:: EXTRACTED DATA ::
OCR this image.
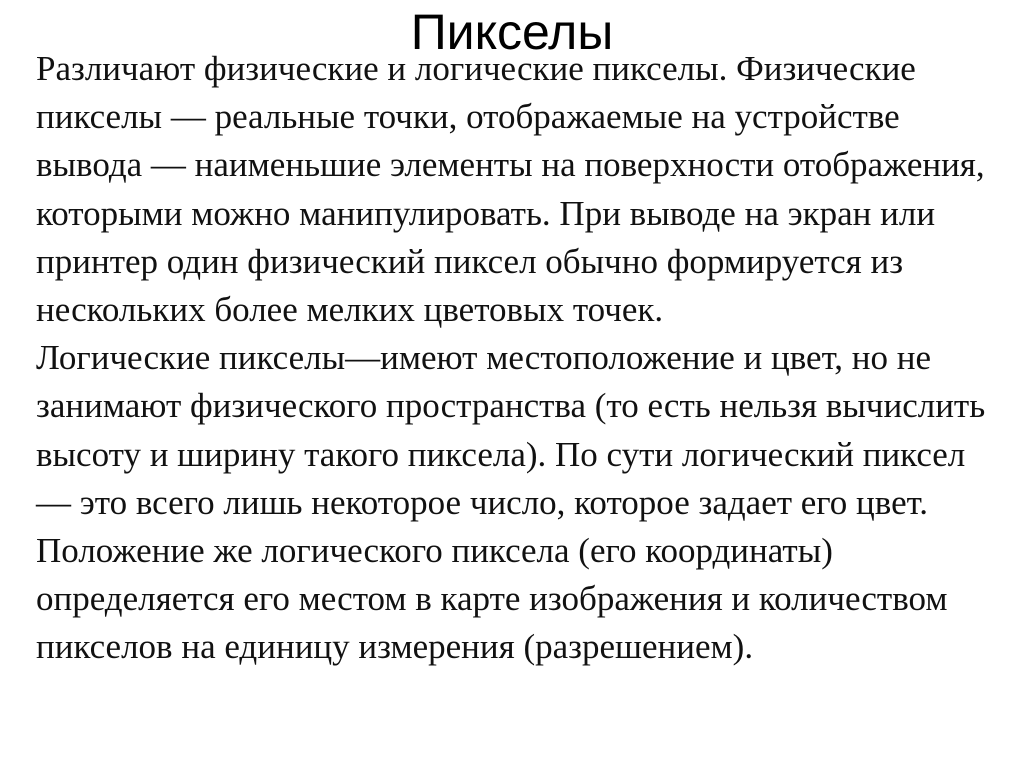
Пикселы

Различают физические и логические пикселы. Физические пикселы — реальные точки, отображаемые на устройстве вывода — наименьшие элементы на поверхности отображения, которыми можно манипулировать. При выводе на экран или принтер один физический пиксел обычно формируется из нескольких более мелких цветовых точек.

Логические пикселы—имеют местоположение и цвет, но не занимают физического пространства (то есть нельзя вычислить высоту и ширину такого пиксела). По сути логический пиксел — это всего лишь некоторое число, которое задает его цвет. Положение же логического пиксела (его координаты) определяется его местом в карте изображения и количеством пикселов на единицу измерения (разрешением).
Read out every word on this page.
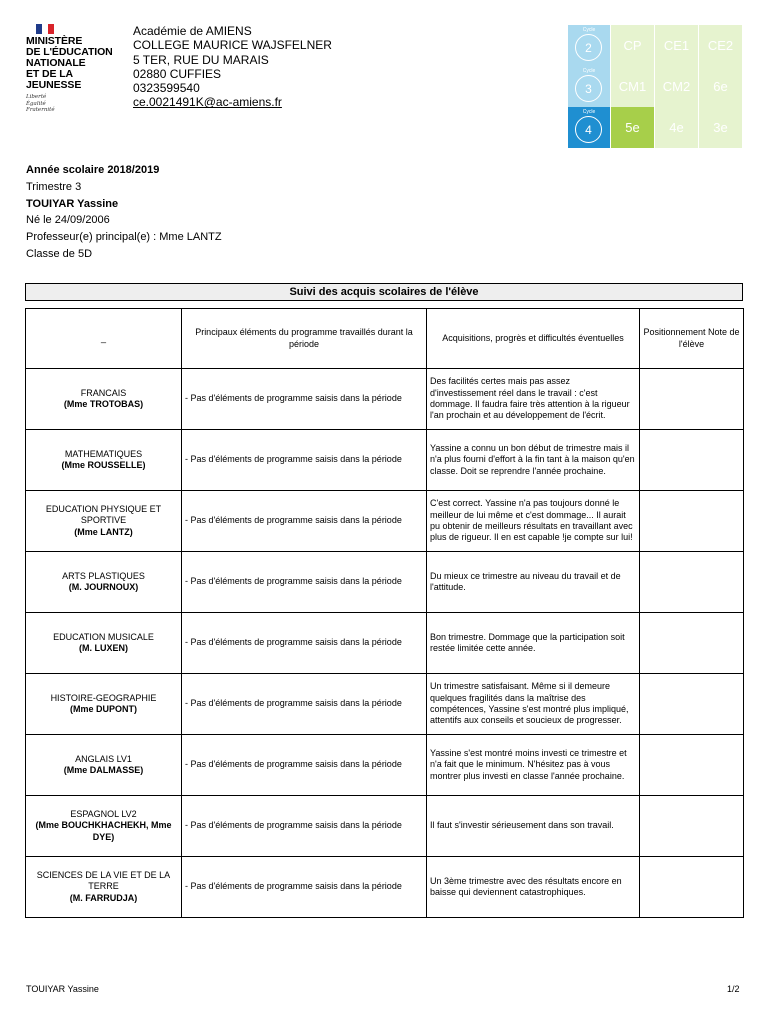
MINISTÈRE
DE L'ÉDUCATION
NATIONALE
ET DE LA JEUNESSE
Liberté
Égalité
Fraternité
Académie de AMIENS
COLLEGE MAURICE WAJSFELNER
5 TER, RUE DU MARAIS
02880 CUFFIES
0323599540
ce.0021491K@ac-amiens.fr
Cycle
2	CP	CE1	CE2
Cycle
3	CM1	CM2	6e
Cycle
4	5e	4e	3e
Année scolaire 2018/2019
Trimestre 3
TOUIYAR Yassine
Né le 24/09/2006
Professeur(e) principal(e) : Mme LANTZ
Classe de 5D
Suivi des acquis scolaires de l'élève
_	Principaux éléments du programme travaillés durant la période	Acquisitions, progrès et difficultés éventuelles	Positionnement Note de l'élève
FRANCAIS
(Mme TROTOBAS)	- Pas d'éléments de programme saisis dans la période	Des facilités certes mais pas assez d'investissement réel dans le travail : c'est dommage. Il faudra faire très attention à la rigueur l'an prochain et au développement de l'écrit.	
MATHEMATIQUES
(Mme ROUSSELLE)	- Pas d'éléments de programme saisis dans la période	Yassine a connu un bon début de trimestre mais il n'a plus fourni d'effort à la fin tant à la maison qu'en classe. Doit se reprendre l'année prochaine.	
EDUCATION PHYSIQUE ET SPORTIVE
(Mme LANTZ)	- Pas d'éléments de programme saisis dans la période	C'est correct. Yassine n'a pas toujours donné le meilleur de lui même et c'est dommage... Il aurait pu obtenir de meilleurs résultats en travaillant avec plus de rigueur. Il en est capable !je compte sur lui!	
ARTS PLASTIQUES
(M. JOURNOUX)	- Pas d'éléments de programme saisis dans la période	Du mieux ce trimestre au niveau du travail et de l'attitude.	
EDUCATION MUSICALE
(M. LUXEN)	- Pas d'éléments de programme saisis dans la période	Bon trimestre. Dommage que la participation soit restée limitée cette année.	
HISTOIRE-GEOGRAPHIE
(Mme DUPONT)	- Pas d'éléments de programme saisis dans la période	Un trimestre satisfaisant. Même si il demeure quelques fragilités dans la maîtrise des compétences, Yassine s'est montré plus impliqué, attentifs aux conseils et soucieux de progresser.	
ANGLAIS LV1
(Mme DALMASSE)	- Pas d'éléments de programme saisis dans la période	Yassine s'est montré moins investi ce trimestre et n'a fait que le minimum. N'hésitez pas à vous montrer plus investi en classe l'année prochaine.	
ESPAGNOL LV2
(Mme BOUCHKHACHEKH, Mme DYE)	- Pas d'éléments de programme saisis dans la période	Il faut s'investir sérieusement dans son travail.	
SCIENCES DE LA VIE ET DE LA TERRE
(M. FARRUDJA)	- Pas d'éléments de programme saisis dans la période	Un 3ème trimestre avec des résultats encore en baisse qui deviennent catastrophiques.	
TOUIYAR Yassine	1/2
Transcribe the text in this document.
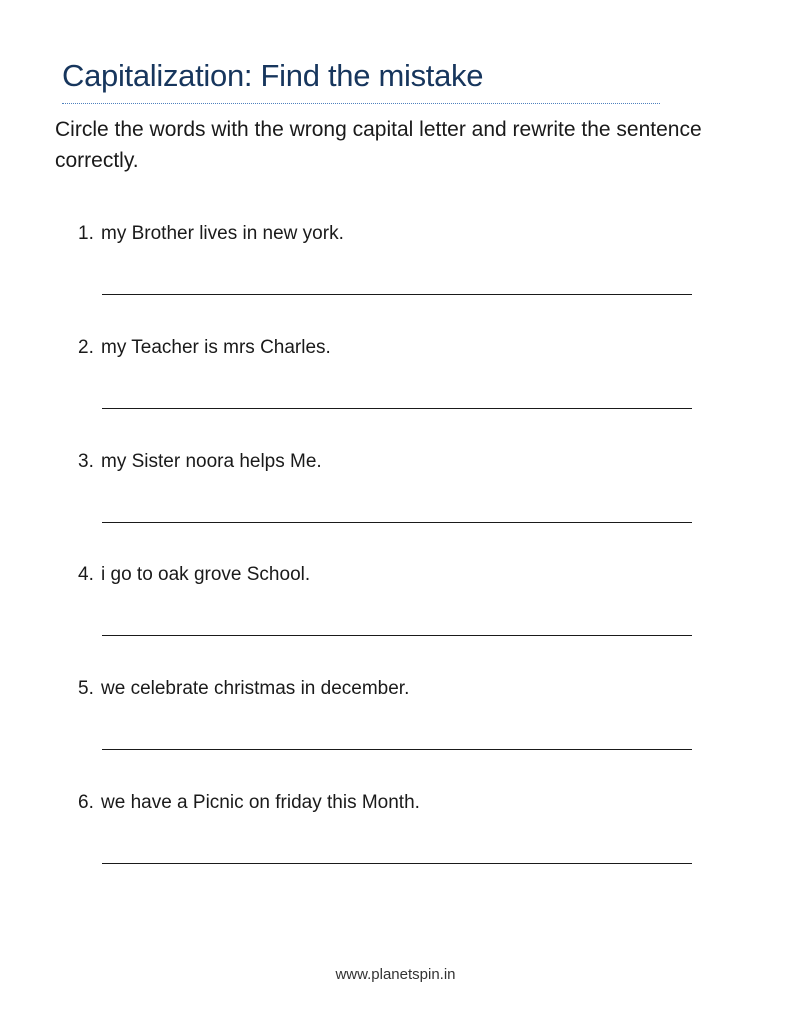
Capitalization: Find the mistake
Circle the words with the wrong capital letter and rewrite the sentence correctly.
1. my Brother lives in new york.
2. my Teacher is mrs Charles.
3. my Sister noora helps Me.
4. i go to oak grove School.
5. we celebrate christmas in december.
6. we have a Picnic on friday this Month.
www.planetspin.in
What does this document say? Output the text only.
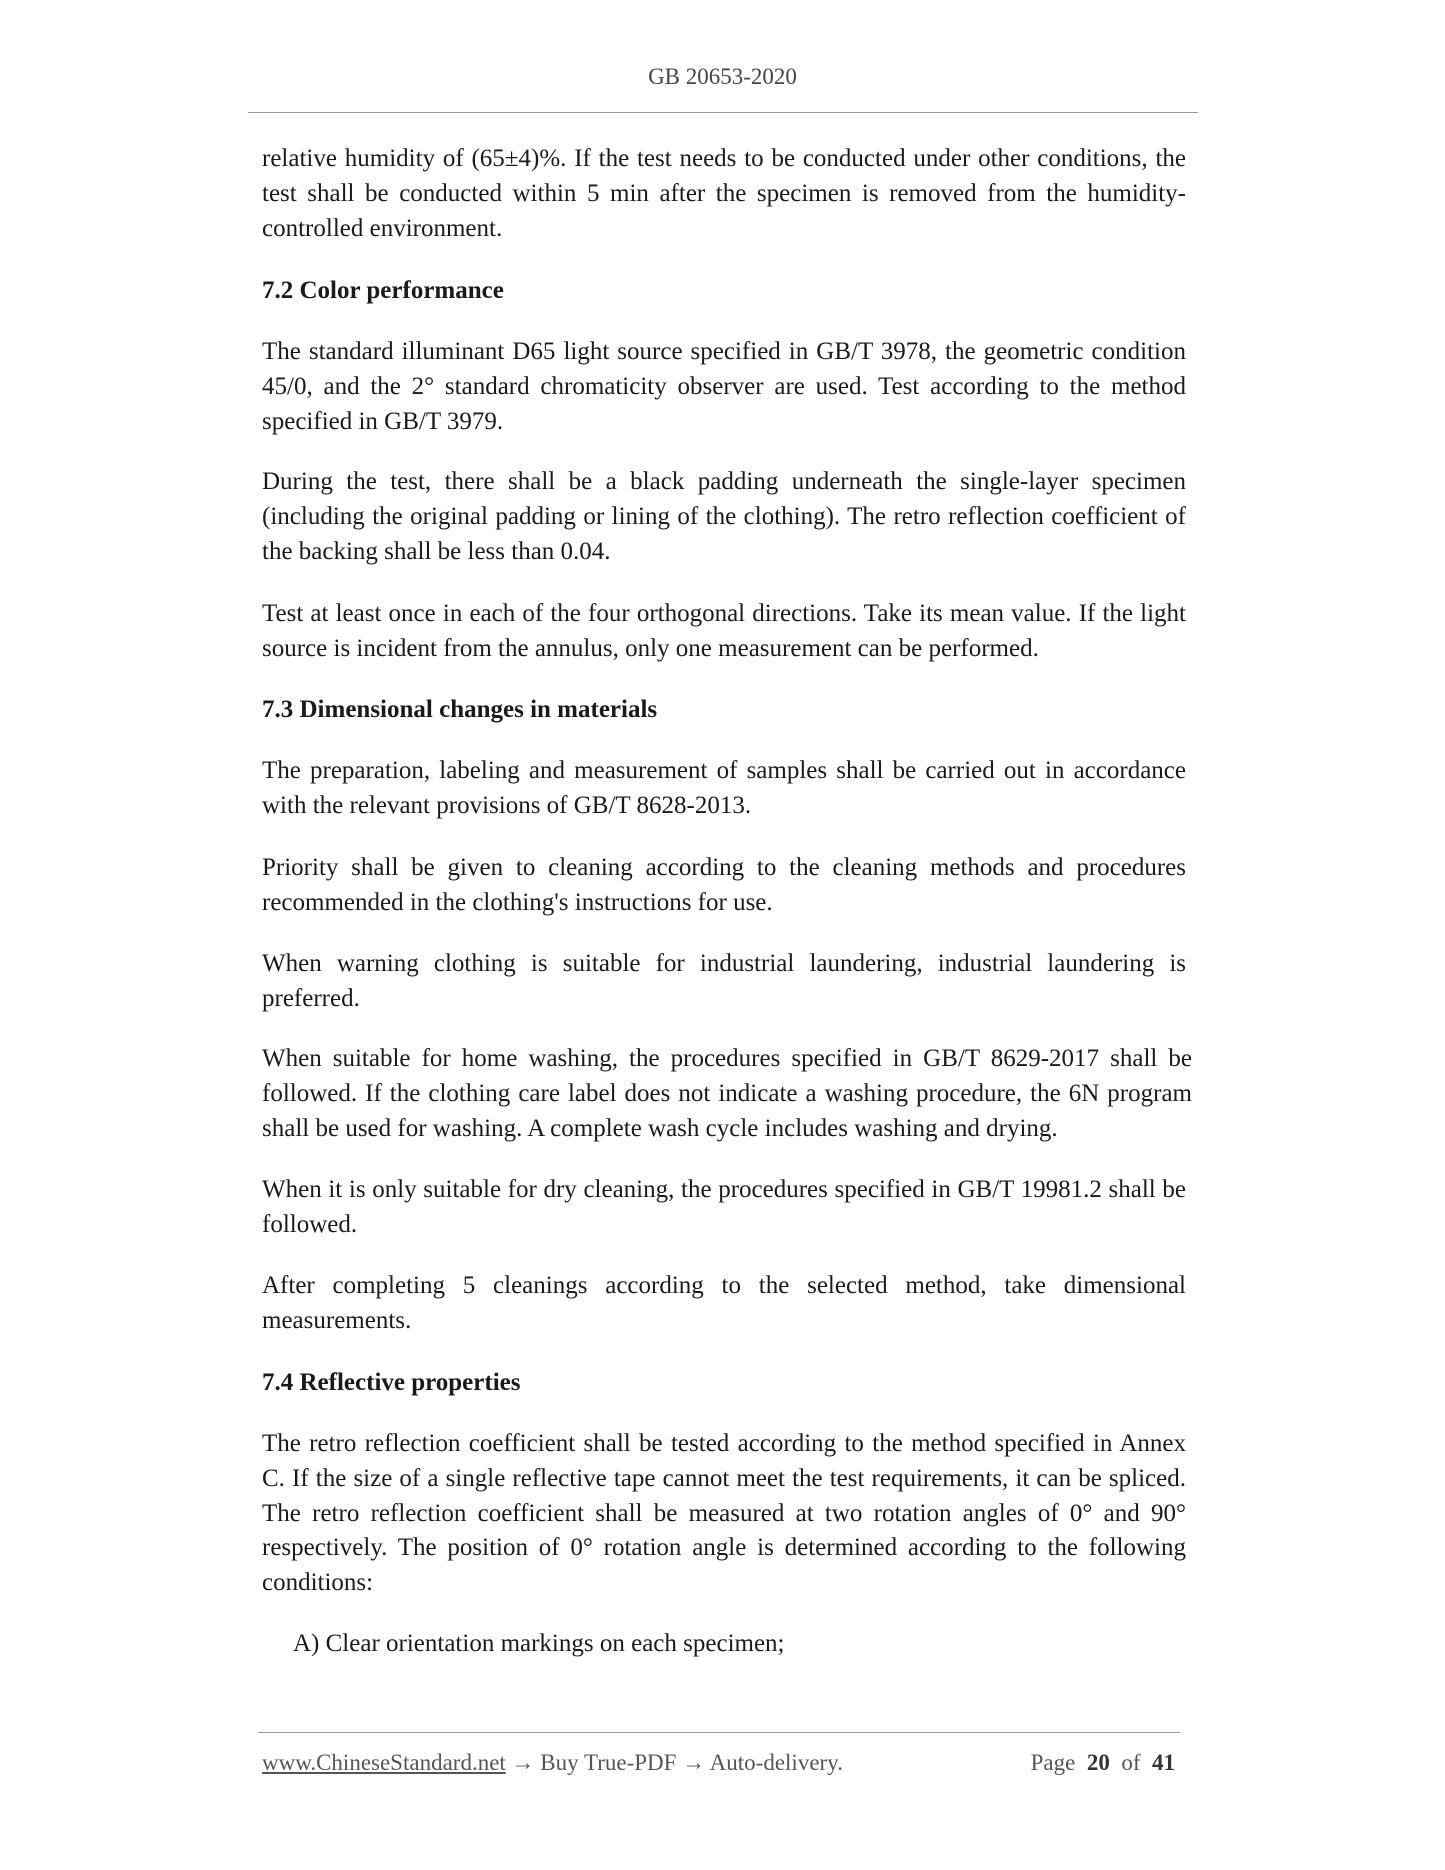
GB 20653-2020
relative humidity of (65±4)%. If the test needs to be conducted under other conditions, the test shall be conducted within 5 min after the specimen is removed from the humidity-controlled environment.
7.2 Color performance
The standard illuminant D65 light source specified in GB/T 3978, the geometric condition 45/0, and the 2° standard chromaticity observer are used. Test according to the method specified in GB/T 3979.
During the test, there shall be a black padding underneath the single-layer specimen (including the original padding or lining of the clothing). The retro reflection coefficient of the backing shall be less than 0.04.
Test at least once in each of the four orthogonal directions. Take its mean value. If the light source is incident from the annulus, only one measurement can be performed.
7.3 Dimensional changes in materials
The preparation, labeling and measurement of samples shall be carried out in accordance with the relevant provisions of GB/T 8628-2013.
Priority shall be given to cleaning according to the cleaning methods and procedures recommended in the clothing's instructions for use.
When warning clothing is suitable for industrial laundering, industrial laundering is preferred.
When suitable for home washing, the procedures specified in GB/T 8629-2017 shall be followed. If the clothing care label does not indicate a washing procedure, the 6N program shall be used for washing. A complete wash cycle includes washing and drying.
When it is only suitable for dry cleaning, the procedures specified in GB/T 19981.2 shall be followed.
After completing 5 cleanings according to the selected method, take dimensional measurements.
7.4 Reflective properties
The retro reflection coefficient shall be tested according to the method specified in Annex C. If the size of a single reflective tape cannot meet the test requirements, it can be spliced. The retro reflection coefficient shall be measured at two rotation angles of 0° and 90° respectively. The position of 0° rotation angle is determined according to the following conditions:
A) Clear orientation markings on each specimen;
www.ChineseStandard.net → Buy True-PDF → Auto-delivery.	Page 20 of 41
:::
→ **WHAT TO DO**
Quote every record above exactly, leaving out the pictures.

→ **TASK ANSWER**
OCR this image.
Пикселы

Различают физические и логические пикселы. Физические пикселы — реальные точки, отображаемые на устройстве вывода — наименьшие элементы на поверхности отображения, которыми можно манипулировать. При выводе на экран или принтер один физический пиксел обычно формируется из нескольких более мелких цветовых точек.

Логические пикселы—имеют местоположение и цвет, но не занимают физического пространства (то есть нельзя вычислить высоту и ширину такого пиксела). По сути логический пиксел — это всего лишь некоторое число, которое задает его цвет. Положение же логического пиксела (его координаты) определяется его местом в карте изображения и количеством пикселов на единицу измерения (разрешением).
Read out every word on this page.
MINISTÈRE
DE L'ÉDUCATION
NATIONALE
ET DE LA JEUNESSE
Liberté
Égalité
Fraternité
Académie de AMIENS
COLLEGE MAURICE WAJSFELNER
5 TER, RUE DU MARAIS
02880 CUFFIES
0323599540
ce.0021491K@ac-amiens.fr
Cycle
2	CP	CE1	CE2
Cycle
3	CM1	CM2	6e
Cycle
4	5e	4e	3e
Année scolaire 2018/2019
Trimestre 3
TOUIYAR Yassine
Né le 24/09/2006
Professeur(e) principal(e) : Mme LANTZ
Classe de 5D
Suivi des acquis scolaires de l'élève
_	Principaux éléments du programme travaillés durant la période	Acquisitions, progrès et difficultés éventuelles	Positionnement Note de l'élève
FRANCAIS
(Mme TROTOBAS)	- Pas d'éléments de programme saisis dans la période	Des facilités certes mais pas assez d'investissement réel dans le travail : c'est dommage. Il faudra faire très attention à la rigueur l'an prochain et au développement de l'écrit.	
MATHEMATIQUES
(Mme ROUSSELLE)	- Pas d'éléments de programme saisis dans la période	Yassine a connu un bon début de trimestre mais il n'a plus fourni d'effort à la fin tant à la maison qu'en classe. Doit se reprendre l'année prochaine.	
EDUCATION PHYSIQUE ET SPORTIVE
(Mme LANTZ)	- Pas d'éléments de programme saisis dans la période	C'est correct. Yassine n'a pas toujours donné le meilleur de lui même et c'est dommage... Il aurait pu obtenir de meilleurs résultats en travaillant avec plus de rigueur. Il en est capable !je compte sur lui!	
ARTS PLASTIQUES
(M. JOURNOUX)	- Pas d'éléments de programme saisis dans la période	Du mieux ce trimestre au niveau du travail et de l'attitude.	
EDUCATION MUSICALE
(M. LUXEN)	- Pas d'éléments de programme saisis dans la période	Bon trimestre. Dommage que la participation soit restée limitée cette année.	
HISTOIRE-GEOGRAPHIE
(Mme DUPONT)	- Pas d'éléments de programme saisis dans la période	Un trimestre satisfaisant. Même si il demeure quelques fragilités dans la maîtrise des compétences, Yassine s'est montré plus impliqué, attentifs aux conseils et soucieux de progresser.	
ANGLAIS LV1
(Mme DALMASSE)	- Pas d'éléments de programme saisis dans la période	Yassine s'est montré moins investi ce trimestre et n'a fait que le minimum. N'hésitez pas à vous montrer plus investi en classe l'année prochaine.	
ESPAGNOL LV2
(Mme BOUCHKHACHEKH, Mme DYE)	- Pas d'éléments de programme saisis dans la période	Il faut s'investir sérieusement dans son travail.	
SCIENCES DE LA VIE ET DE LA TERRE
(M. FARRUDJA)	- Pas d'éléments de programme saisis dans la période	Un 3ème trimestre avec des résultats encore en baisse qui deviennent catastrophiques.	
TOUIYAR Yassine	1/2
Transcribe the text in this document.
Capitalization: Find the mistake
Circle the words with the wrong capital letter and rewrite the sentence correctly.
1. my Brother lives in new york.
2. my Teacher is mrs Charles.
3. my Sister noora helps Me.
4. i go to oak grove School.
5. we celebrate christmas in december.
6. we have a Picnic on friday this Month.
www.planetspin.in
What does this document say? Output the text only.
GB 20653-2020
relative humidity of (65±4)%. If the test needs to be conducted under other conditions, the test shall be conducted within 5 min after the specimen is removed from the humidity-controlled environment.
7.2 Color performance
The standard illuminant D65 light source specified in GB/T 3978, the geometric condition 45/0, and the 2° standard chromaticity observer are used. Test according to the method specified in GB/T 3979.
During the test, there shall be a black padding underneath the single-layer specimen (including the original padding or lining of the clothing). The retro reflection coefficient of the backing shall be less than 0.04.
Test at least once in each of the four orthogonal directions. Take its mean value. If the light source is incident from the annulus, only one measurement can be performed.
7.3 Dimensional changes in materials
The preparation, labeling and measurement of samples shall be carried out in accordance with the relevant provisions of GB/T 8628-2013.
Priority shall be given to cleaning according to the cleaning methods and procedures recommended in the clothing's instructions for use.
When warning clothing is suitable for industrial laundering, industrial laundering is preferred.
When suitable for home washing, the procedures specified in GB/T 8629-2017 shall be followed. If the clothing care label does not indicate a washing procedure, the 6N program shall be used for washing. A complete wash cycle includes washing and drying.
When it is only suitable for dry cleaning, the procedures specified in GB/T 19981.2 shall be followed.
After completing 5 cleanings according to the selected method, take dimensional measurements.
7.4 Reflective properties
The retro reflection coefficient shall be tested according to the method specified in Annex C. If the size of a single reflective tape cannot meet the test requirements, it can be spliced. The retro reflection coefficient shall be measured at two rotation angles of 0° and 90° respectively. The position of 0° rotation angle is determined according to the following conditions:
A) Clear orientation markings on each specimen;
www.ChineseStandard.net → Buy True-PDF → Auto-delivery.	Page 20 of 41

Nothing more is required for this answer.